> **Dataset items**
⁂

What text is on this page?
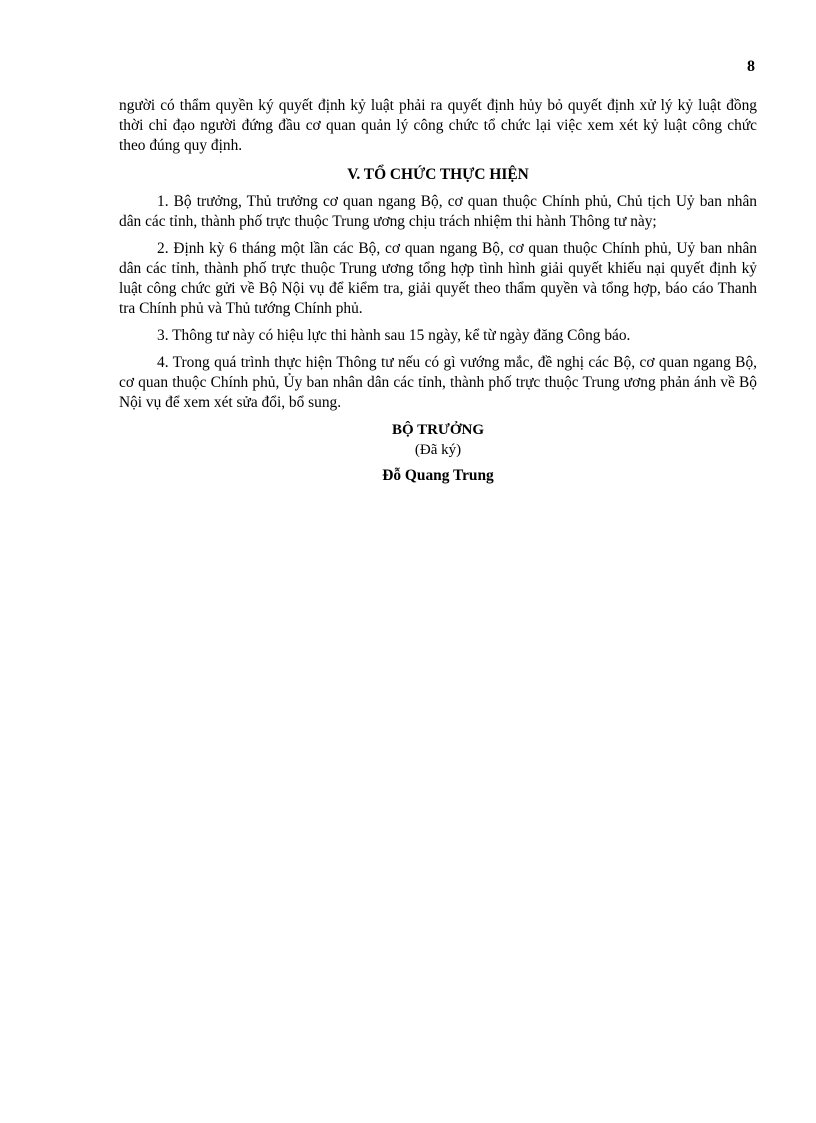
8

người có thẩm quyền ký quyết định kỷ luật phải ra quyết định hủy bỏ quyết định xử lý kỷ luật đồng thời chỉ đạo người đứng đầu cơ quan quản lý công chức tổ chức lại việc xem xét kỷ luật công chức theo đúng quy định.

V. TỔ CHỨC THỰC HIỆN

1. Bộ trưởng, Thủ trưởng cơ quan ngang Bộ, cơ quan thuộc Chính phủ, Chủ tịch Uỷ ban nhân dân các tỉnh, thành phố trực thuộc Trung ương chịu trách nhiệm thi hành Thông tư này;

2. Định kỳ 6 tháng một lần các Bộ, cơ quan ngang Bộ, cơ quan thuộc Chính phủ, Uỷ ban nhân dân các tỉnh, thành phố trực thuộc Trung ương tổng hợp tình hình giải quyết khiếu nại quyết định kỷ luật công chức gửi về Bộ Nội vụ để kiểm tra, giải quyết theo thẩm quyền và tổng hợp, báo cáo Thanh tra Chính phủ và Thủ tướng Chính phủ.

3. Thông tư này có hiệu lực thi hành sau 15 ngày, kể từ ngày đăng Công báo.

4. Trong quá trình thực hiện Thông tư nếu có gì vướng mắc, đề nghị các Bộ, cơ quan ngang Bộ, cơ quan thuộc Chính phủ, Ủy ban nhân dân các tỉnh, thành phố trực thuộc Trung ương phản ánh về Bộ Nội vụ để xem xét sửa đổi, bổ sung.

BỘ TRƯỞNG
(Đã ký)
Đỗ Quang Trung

⁂

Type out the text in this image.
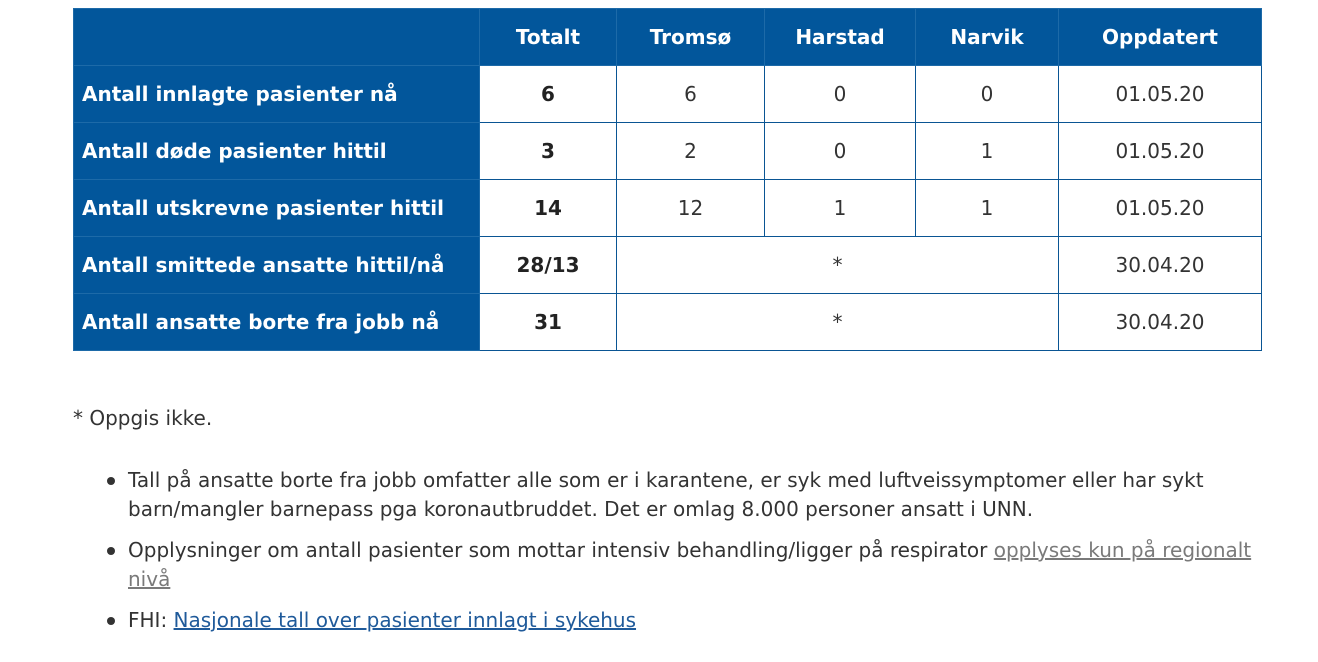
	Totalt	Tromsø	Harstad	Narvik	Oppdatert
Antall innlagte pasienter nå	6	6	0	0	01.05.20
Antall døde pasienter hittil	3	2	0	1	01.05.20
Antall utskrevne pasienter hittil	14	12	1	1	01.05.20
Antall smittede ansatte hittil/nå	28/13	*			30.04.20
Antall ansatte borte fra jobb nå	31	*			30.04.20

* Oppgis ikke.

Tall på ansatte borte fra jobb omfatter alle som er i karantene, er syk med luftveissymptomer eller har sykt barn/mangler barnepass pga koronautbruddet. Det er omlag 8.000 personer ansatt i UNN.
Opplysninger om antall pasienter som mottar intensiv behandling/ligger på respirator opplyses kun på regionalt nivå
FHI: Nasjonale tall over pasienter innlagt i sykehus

⁂

Where a line holds "jobb", copy it out.

> **Reply**
Antall ansatte borte fra jobb nå	31	*			30.04.20
Tall på ansatte borte fra jobb omfatter alle som er i karantene, er syk med luftveissymptomer eller har sykt barn/mangler barnepass pga koronautbruddet. Det er omlag 8.000 personer ansatt i UNN.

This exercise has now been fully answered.